EXERCISE GOAL: Reproduce the material below verbatim, from its first line through the line containing "214, 311, 226]", including both of those lines.

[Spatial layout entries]
----------------------------------------

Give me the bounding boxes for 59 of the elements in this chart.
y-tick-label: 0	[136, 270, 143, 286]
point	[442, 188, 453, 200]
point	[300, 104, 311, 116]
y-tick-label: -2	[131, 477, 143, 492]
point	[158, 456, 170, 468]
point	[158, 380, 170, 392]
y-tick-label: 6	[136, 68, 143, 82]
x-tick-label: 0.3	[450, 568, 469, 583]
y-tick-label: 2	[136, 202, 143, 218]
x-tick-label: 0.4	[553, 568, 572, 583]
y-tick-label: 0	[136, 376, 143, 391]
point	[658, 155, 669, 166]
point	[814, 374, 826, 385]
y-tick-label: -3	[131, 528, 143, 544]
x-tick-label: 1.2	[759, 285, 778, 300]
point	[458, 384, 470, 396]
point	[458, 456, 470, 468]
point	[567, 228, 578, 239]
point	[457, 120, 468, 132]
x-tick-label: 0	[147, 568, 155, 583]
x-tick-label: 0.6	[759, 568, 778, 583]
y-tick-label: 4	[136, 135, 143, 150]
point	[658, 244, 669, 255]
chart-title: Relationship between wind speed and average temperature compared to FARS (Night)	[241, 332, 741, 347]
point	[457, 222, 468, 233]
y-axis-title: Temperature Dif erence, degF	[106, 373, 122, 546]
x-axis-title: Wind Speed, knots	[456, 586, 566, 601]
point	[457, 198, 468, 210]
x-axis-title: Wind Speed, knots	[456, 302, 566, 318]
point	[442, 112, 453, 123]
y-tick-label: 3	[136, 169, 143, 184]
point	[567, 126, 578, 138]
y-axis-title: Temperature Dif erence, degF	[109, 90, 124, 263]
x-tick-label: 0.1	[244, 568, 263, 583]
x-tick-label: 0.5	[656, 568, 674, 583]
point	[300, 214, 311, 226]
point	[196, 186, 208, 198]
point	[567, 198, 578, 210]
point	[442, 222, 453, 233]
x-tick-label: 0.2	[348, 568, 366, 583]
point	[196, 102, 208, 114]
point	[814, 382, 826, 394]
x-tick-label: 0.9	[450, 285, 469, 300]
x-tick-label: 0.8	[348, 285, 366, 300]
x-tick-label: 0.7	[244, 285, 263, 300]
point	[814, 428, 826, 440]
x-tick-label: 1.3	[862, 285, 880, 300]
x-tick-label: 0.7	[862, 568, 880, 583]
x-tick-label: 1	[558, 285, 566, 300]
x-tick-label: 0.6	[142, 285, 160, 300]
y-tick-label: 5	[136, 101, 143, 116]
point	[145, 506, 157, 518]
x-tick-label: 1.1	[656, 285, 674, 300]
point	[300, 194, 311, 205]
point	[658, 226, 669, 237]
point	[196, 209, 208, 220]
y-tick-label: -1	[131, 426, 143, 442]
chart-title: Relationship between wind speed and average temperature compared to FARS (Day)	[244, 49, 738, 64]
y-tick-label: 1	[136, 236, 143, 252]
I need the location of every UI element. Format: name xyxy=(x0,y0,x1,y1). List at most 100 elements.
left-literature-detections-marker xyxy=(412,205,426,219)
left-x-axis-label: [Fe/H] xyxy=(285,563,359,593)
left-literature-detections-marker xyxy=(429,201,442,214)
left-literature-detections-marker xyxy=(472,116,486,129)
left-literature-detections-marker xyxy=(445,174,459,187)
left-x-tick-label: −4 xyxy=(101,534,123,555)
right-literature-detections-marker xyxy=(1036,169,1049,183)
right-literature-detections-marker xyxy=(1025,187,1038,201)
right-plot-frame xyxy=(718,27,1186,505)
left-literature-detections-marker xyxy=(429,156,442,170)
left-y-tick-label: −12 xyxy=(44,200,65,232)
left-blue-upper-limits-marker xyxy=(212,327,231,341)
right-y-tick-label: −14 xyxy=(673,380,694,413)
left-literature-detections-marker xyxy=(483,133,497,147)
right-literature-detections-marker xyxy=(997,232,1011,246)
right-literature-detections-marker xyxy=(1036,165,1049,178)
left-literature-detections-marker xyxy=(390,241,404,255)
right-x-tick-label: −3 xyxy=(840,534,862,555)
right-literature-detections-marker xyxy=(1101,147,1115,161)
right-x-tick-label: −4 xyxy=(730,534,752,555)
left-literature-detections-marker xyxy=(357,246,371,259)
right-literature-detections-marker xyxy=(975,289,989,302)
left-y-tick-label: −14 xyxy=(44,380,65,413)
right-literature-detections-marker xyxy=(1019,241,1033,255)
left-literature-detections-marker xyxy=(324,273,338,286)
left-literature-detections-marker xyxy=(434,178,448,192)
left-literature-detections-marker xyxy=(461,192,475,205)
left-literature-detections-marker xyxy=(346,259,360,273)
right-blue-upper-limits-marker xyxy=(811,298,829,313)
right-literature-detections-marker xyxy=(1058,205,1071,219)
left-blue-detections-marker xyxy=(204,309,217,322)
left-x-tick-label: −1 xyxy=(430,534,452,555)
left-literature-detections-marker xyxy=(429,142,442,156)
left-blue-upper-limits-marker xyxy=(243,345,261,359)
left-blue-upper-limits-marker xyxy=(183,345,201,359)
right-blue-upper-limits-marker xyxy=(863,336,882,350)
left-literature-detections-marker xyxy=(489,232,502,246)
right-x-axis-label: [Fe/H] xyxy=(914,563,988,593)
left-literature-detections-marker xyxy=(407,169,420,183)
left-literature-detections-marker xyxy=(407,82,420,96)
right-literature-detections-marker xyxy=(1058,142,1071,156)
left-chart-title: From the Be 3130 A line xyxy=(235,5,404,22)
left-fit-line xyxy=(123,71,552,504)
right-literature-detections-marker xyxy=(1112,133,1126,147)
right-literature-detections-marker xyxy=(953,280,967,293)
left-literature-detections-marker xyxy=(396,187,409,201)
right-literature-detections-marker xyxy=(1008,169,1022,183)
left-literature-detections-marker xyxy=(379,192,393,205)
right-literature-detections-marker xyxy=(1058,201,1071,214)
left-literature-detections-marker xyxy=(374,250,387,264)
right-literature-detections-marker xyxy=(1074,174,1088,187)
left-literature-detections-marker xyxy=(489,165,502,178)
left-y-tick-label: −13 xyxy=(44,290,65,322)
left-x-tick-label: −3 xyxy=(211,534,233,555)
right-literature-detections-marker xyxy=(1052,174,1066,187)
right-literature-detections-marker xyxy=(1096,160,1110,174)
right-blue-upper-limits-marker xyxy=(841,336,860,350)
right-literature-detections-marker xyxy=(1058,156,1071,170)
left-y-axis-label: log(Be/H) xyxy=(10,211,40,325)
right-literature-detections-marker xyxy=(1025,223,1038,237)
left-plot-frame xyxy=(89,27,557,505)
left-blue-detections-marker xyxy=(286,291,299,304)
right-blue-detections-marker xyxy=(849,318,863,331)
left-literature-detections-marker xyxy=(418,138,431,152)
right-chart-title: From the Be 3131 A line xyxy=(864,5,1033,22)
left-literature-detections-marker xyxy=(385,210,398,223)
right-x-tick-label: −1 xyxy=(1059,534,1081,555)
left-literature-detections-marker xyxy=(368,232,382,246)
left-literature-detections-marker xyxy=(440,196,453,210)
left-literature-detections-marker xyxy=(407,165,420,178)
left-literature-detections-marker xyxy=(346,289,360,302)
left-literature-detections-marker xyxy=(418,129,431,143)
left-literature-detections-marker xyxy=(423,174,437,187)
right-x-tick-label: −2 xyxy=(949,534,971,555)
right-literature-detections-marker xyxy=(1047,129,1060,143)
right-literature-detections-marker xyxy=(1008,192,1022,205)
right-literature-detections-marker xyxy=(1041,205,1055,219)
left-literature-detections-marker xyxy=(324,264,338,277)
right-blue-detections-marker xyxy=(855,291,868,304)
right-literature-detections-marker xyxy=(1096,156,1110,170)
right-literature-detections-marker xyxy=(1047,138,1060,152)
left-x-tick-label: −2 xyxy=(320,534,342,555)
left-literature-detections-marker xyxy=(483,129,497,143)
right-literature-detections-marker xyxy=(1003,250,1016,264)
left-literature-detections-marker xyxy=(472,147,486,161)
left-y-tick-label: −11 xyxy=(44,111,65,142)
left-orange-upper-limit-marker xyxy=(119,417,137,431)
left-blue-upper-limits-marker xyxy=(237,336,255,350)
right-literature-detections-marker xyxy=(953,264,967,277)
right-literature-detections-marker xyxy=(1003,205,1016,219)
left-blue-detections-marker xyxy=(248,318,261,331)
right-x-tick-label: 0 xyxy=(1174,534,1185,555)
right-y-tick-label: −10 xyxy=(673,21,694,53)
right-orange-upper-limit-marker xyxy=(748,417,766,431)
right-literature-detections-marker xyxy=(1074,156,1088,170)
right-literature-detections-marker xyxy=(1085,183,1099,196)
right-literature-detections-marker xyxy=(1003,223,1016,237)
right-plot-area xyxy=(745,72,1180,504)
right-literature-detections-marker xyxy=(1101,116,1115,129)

----------------------------------------

SOLUTION:
Give me the bounding boxes for 59 of the elements in this chart.
y-tick-label: 0	[136, 270, 143, 286]
point	[442, 188, 453, 200]
point	[300, 104, 311, 116]
y-tick-label: -2	[131, 477, 143, 492]
point	[158, 456, 170, 468]
point	[158, 380, 170, 392]
y-tick-label: 6	[136, 68, 143, 82]
x-tick-label: 0.3	[450, 568, 469, 583]
y-tick-label: 2	[136, 202, 143, 218]
x-tick-label: 0.4	[553, 568, 572, 583]
y-tick-label: 0	[136, 376, 143, 391]
point	[658, 155, 669, 166]
point	[814, 374, 826, 385]
y-tick-label: -3	[131, 528, 143, 544]
x-tick-label: 1.2	[759, 285, 778, 300]
point	[458, 384, 470, 396]
point	[458, 456, 470, 468]
point	[567, 228, 578, 239]
point	[457, 120, 468, 132]
x-tick-label: 0	[147, 568, 155, 583]
x-tick-label: 0.6	[759, 568, 778, 583]
y-tick-label: 4	[136, 135, 143, 150]
point	[658, 244, 669, 255]
chart-title: Relationship between wind speed and average temperature compared to FARS (Night)	[241, 332, 741, 347]
point	[457, 222, 468, 233]
y-axis-title: Temperature Dif erence, degF	[106, 373, 122, 546]
x-axis-title: Wind Speed, knots	[456, 586, 566, 601]
point	[457, 198, 468, 210]
x-axis-title: Wind Speed, knots	[456, 302, 566, 318]
point	[442, 112, 453, 123]
y-tick-label: 3	[136, 169, 143, 184]
point	[567, 126, 578, 138]
y-axis-title: Temperature Dif erence, degF	[109, 90, 124, 263]
x-tick-label: 0.1	[244, 568, 263, 583]
x-tick-label: 0.5	[656, 568, 674, 583]
point	[300, 214, 311, 226]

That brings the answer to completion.